- Huni Valley
- Coordinates: 05°28′14″N 01°55′01″W﻿ / ﻿5.47056°N 1.91694°W
- Country: Ghana
- Region: Western Region
- District: Prestea-Huni Valley District
- Time zone: GMT
- • Summer (DST): GMT

= Huni Valley =

Huni Valley, formerly known as Tinkwakrom, is a town in the Prestea-Huni Valley District of the Western Region in west central Ghana. It is one of the Wassa towns and a divisional arm of the Wassa Fiase Kingdom. The Bosomtwi Division spans from Abosso to Koduakrom. Wassa Damang, Amoanda, Bompieso, Enimil Krom, Kyekyewere, and 4 Miles are all towns under the jurisdiction of the Bosomtwi divisional traditional Kingdom.

It is notable for being one of the most mysterious towns in Ghana, with no dogs in the whole area. It is believed that the earliest inhabitants in the area had to ban dogs because they were too dangerous, and the gods were angry that the dogs were killing their people.

Huni Valley and Kotoku were the only two main junctions in the Ghana Railroad Company. The Huni Valley terminal connected the Western Central and Eastern corridors of Ghana.

------------------------------------

TASK TO COMPLETE: According to the article on Huni Valley, why are there no dogs in the town? Answer in one to three sentences.

DATA SUPPLIED:
------------------------------------

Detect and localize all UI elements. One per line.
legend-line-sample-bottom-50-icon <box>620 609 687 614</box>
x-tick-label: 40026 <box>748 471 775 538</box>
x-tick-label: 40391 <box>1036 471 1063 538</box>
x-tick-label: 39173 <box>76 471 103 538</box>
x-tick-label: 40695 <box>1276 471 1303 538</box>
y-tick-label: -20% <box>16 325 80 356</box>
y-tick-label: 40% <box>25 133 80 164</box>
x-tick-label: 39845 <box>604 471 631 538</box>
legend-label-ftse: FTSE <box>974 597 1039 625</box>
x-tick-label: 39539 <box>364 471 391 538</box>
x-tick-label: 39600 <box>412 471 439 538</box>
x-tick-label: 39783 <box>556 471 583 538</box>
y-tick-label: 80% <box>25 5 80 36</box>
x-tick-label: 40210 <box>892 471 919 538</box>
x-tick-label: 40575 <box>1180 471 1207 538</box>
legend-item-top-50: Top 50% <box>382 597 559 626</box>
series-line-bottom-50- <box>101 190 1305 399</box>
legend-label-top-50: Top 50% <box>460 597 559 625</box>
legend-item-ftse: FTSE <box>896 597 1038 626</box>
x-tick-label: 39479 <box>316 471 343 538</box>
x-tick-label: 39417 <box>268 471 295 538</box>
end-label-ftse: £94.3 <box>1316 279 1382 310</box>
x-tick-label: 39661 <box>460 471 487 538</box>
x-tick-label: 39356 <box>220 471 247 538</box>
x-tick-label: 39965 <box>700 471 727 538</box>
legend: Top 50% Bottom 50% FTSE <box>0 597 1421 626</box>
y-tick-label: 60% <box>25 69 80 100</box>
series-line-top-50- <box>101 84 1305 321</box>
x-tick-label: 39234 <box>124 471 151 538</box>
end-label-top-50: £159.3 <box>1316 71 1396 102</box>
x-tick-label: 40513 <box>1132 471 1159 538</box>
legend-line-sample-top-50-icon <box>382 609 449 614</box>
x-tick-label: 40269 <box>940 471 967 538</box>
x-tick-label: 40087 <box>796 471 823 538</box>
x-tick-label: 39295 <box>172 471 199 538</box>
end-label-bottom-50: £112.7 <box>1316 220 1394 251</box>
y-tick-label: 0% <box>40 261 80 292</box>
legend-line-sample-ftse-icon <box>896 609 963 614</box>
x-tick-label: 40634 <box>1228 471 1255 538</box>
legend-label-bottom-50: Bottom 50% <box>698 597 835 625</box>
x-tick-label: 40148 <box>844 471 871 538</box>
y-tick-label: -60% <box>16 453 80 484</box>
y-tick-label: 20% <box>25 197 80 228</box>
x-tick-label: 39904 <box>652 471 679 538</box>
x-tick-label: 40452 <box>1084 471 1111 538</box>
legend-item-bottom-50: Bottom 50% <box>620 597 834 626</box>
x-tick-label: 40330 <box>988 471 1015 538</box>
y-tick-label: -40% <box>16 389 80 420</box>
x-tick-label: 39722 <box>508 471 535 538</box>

------------------------------------

TASK ANSWER: It is believed that the earliest inhabitants of the area banned dogs because they were too dangerous. The gods were angry that the dogs were killing their people.